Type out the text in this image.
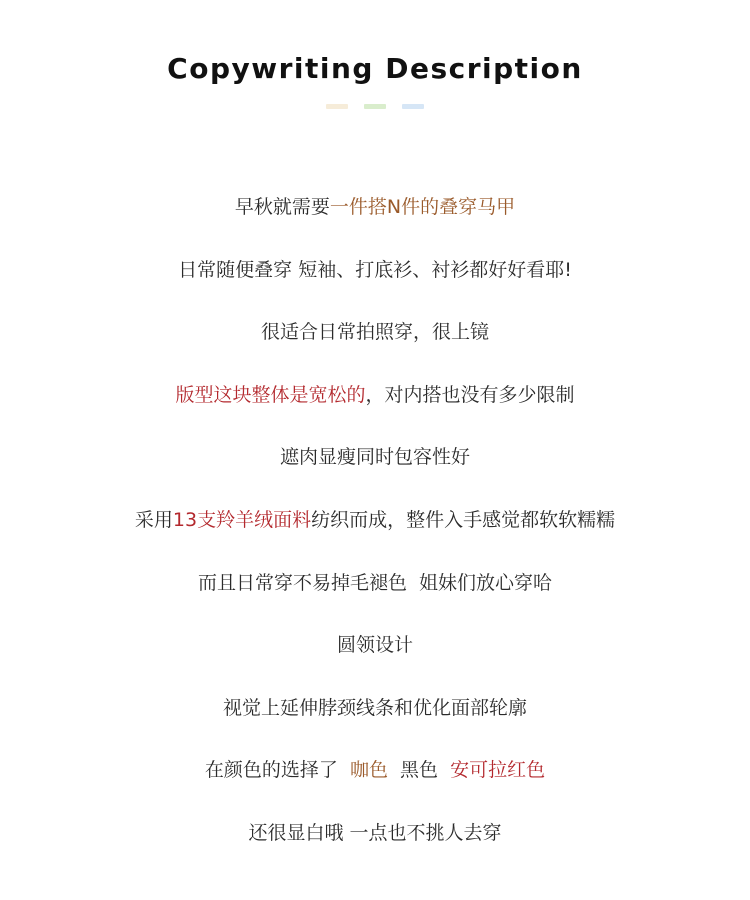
Copywriting Description
早秋就需要一件搭N件的叠穿马甲
日常随便叠穿 短袖、打底衫、衬衫都好好看耶!
很适合日常拍照穿，很上镜
版型这块整体是宽松的，对内搭也没有多少限制
遮肉显瘦同时包容性好
采用13支羚羊绒面料纺织而成，整件入手感觉都软软糯糯
而且日常穿不易掉毛褪色  姐妹们放心穿哈
圆领设计
视觉上延伸脖颈线条和优化面部轮廓
在颜色的选择了  咖色  黑色  安可拉红色
还很显白哦 一点也不挑人去穿
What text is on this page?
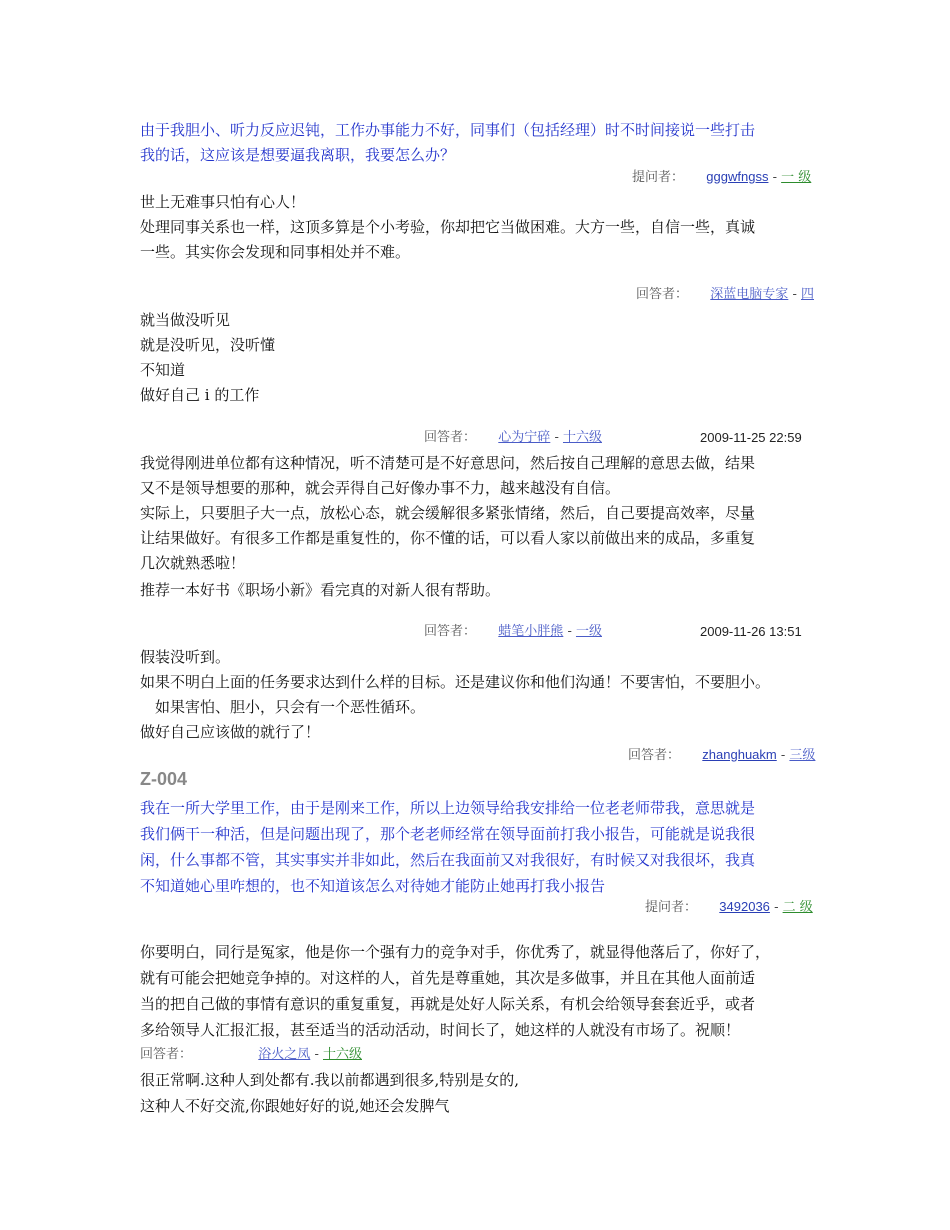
由于我胆小、听力反应迟钝，工作办事能力不好，同事们（包括经理）时不时间接说一些打击
我的话，这应该是想要逼我离职，我要怎么办？
提问者： gggwfngss - 一 级
世上无难事只怕有心人！
处理同事关系也一样，这顶多算是个小考验，你却把它当做困难。大方一些，自信一些，真诚
一些。其实你会发现和同事相处并不难。
回答者： 深蓝电脑专家 - 四
就当做没听见
就是没听见，没听懂
不知道
做好自己 i 的工作
回答者： 心为宁碎 - 十六级	2009-11-25 22:59
我觉得刚进单位都有这种情况，听不清楚可是不好意思问，然后按自己理解的意思去做，结果
又不是领导想要的那种，就会弄得自己好像办事不力，越来越没有自信。
实际上，只要胆子大一点，放松心态，就会缓解很多紧张情绪，然后，自己要提高效率，尽量
让结果做好。有很多工作都是重复性的，你不懂的话，可以看人家以前做出来的成品，多重复
几次就熟悉啦！
推荐一本好书《职场小新》看完真的对新人很有帮助。
回答者： 蜡笔小胖熊 - 一级	2009-11-26 13:51
假装没听到。
如果不明白上面的任务要求达到什么样的目标。还是建议你和他们沟通！不要害怕，不要胆小。
　如果害怕、胆小，只会有一个恶性循环。
做好自己应该做的就行了！
回答者： zhanghuakm - 三级
Z-004
我在一所大学里工作，由于是刚来工作，所以上边领导给我安排给一位老老师带我，意思就是
我们俩干一种活，但是问题出现了，那个老老师经常在领导面前打我小报告，可能就是说我很
闲，什么事都不管，其实事实并非如此，然后在我面前又对我很好，有时候又对我很坏，我真
不知道她心里咋想的，也不知道该怎么对待她才能防止她再打我小报告
提问者： 3492036 - 二 级
你要明白，同行是冤家，他是你一个强有力的竞争对手，你优秀了，就显得他落后了，你好了，
就有可能会把她竞争掉的。对这样的人，首先是尊重她，其次是多做事，并且在其他人面前适
当的把自己做的事情有意识的重复重复，再就是处好人际关系，有机会给领导套套近乎，或者
多给领导人汇报汇报，甚至适当的活动活动，时间长了，她这样的人就没有市场了。祝顺！
回答者：	浴火之凤 - 十六级
很正常啊.这种人到处都有.我以前都遇到很多,特别是女的,
这种人不好交流,你跟她好好的说,她还会发脾气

- - -

## Written exercise
Your task is to collect every line above that contains the word "this".

## Written answer
Type out the text in this image.
What text is on this page?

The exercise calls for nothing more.